THE EXERCISE> Copy out every line containing the word "前面有鲜花".

RECORDS FOR THE EXERCISE>
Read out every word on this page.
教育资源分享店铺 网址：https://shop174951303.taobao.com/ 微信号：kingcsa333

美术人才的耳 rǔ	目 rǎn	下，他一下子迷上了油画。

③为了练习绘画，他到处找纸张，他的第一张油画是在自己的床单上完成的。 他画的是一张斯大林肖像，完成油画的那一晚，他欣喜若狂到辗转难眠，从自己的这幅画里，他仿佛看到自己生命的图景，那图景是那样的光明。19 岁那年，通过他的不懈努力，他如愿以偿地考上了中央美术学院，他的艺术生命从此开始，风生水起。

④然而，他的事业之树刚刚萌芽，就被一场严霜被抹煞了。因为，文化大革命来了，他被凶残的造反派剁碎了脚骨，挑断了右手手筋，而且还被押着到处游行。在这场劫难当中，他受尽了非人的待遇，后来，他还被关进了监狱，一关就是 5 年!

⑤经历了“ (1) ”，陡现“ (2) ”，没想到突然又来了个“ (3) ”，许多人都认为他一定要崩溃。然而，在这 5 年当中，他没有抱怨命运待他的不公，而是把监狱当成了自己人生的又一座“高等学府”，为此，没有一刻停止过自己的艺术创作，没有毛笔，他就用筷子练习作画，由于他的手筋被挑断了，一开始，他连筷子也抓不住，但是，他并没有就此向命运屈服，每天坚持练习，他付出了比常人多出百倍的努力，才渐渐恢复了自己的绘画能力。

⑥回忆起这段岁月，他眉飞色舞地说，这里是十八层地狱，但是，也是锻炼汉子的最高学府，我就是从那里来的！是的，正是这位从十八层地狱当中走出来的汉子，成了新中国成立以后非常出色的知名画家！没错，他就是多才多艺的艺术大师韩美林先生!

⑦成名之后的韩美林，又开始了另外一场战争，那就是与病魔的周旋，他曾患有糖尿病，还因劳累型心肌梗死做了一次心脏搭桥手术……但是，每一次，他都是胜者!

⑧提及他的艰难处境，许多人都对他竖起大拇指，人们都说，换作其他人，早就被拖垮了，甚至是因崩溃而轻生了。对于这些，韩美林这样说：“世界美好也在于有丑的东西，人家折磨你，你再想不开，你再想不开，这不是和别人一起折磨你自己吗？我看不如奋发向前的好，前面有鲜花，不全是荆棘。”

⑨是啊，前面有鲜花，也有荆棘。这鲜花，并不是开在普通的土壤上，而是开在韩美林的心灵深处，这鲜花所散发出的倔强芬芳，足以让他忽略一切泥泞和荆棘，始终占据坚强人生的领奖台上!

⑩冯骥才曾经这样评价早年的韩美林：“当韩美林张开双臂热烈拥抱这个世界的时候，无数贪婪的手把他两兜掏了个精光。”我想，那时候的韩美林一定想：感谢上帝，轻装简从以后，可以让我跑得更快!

EXERCISE OUTPUT>
⑧提及他的艰难处境，许多人都对他竖起大拇指，人们都说，换作其他人，早就被拖垮了，甚至是因崩溃而轻生了。对于这些，韩美林这样说：“世界美好也在于有丑的东西，人家折磨你，你再想不开，你再想不开，这不是和别人一起折磨你自己吗？我看不如奋发向前的好，前面有鲜花，不全是荆棘。”
⑨是啊，前面有鲜花，也有荆棘。这鲜花，并不是开在普通的土壤上，而是开在韩美林的心灵深处，这鲜花所散发出的倔强芬芳，足以让他忽略一切泥泞和荆棘，始终占据坚强人生的领奖台上!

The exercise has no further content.